What you are asked to do: Select and copy out every line in the records containing "content".

Stored data:
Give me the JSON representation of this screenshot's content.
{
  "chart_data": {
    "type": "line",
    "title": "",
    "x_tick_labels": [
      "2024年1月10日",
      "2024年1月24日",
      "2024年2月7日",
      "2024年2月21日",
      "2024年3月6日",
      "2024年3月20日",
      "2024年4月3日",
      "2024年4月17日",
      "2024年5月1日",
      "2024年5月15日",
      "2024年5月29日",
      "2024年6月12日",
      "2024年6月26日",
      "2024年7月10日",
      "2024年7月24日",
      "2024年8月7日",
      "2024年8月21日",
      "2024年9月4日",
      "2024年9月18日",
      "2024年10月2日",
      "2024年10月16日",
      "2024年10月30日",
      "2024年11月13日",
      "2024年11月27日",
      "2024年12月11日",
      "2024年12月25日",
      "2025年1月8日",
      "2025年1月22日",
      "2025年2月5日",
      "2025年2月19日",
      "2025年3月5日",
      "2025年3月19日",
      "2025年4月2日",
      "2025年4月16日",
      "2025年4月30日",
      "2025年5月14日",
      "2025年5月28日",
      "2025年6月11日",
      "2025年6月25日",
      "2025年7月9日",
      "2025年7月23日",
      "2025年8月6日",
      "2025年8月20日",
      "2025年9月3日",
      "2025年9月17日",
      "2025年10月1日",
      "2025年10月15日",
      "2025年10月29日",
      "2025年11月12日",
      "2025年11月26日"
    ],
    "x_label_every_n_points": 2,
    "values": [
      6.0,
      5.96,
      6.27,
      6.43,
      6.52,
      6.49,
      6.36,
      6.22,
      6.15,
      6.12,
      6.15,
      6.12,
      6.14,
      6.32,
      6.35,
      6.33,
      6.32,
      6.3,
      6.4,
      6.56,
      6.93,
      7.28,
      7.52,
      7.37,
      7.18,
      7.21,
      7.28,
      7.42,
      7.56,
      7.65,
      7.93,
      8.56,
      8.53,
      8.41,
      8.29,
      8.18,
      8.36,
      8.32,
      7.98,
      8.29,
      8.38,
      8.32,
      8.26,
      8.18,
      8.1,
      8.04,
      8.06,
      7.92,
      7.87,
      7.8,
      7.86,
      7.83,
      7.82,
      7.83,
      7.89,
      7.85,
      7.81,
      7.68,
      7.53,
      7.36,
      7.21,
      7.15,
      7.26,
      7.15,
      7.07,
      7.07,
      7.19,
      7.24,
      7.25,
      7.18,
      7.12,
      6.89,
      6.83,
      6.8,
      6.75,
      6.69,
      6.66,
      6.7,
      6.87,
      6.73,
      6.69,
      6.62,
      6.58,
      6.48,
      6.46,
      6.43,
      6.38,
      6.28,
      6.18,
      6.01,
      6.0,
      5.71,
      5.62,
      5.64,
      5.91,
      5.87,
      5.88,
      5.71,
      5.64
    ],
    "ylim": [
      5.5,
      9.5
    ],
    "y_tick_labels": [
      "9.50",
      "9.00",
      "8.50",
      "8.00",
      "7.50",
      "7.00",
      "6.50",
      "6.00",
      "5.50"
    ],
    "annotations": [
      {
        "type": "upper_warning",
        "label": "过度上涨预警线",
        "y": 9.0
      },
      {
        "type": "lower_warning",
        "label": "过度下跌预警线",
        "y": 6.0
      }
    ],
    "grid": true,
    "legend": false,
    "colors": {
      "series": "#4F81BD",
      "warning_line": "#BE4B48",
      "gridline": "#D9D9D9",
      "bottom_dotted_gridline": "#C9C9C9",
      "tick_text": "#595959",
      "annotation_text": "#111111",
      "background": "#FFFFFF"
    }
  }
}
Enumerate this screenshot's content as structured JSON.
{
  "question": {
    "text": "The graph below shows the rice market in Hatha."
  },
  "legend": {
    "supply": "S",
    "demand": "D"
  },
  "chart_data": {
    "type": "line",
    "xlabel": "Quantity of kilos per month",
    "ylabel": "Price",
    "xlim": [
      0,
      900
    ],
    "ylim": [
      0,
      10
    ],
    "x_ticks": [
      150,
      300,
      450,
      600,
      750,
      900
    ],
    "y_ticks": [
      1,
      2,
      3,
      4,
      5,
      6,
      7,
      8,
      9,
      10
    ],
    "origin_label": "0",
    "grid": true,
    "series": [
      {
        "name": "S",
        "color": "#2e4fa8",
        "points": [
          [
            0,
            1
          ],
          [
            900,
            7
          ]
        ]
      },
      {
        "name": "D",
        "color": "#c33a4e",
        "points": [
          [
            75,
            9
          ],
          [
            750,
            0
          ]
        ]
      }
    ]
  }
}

Output:
Give me the JSON representation of this screenshot's content.
Enumerate this screenshot's content as structured JSON.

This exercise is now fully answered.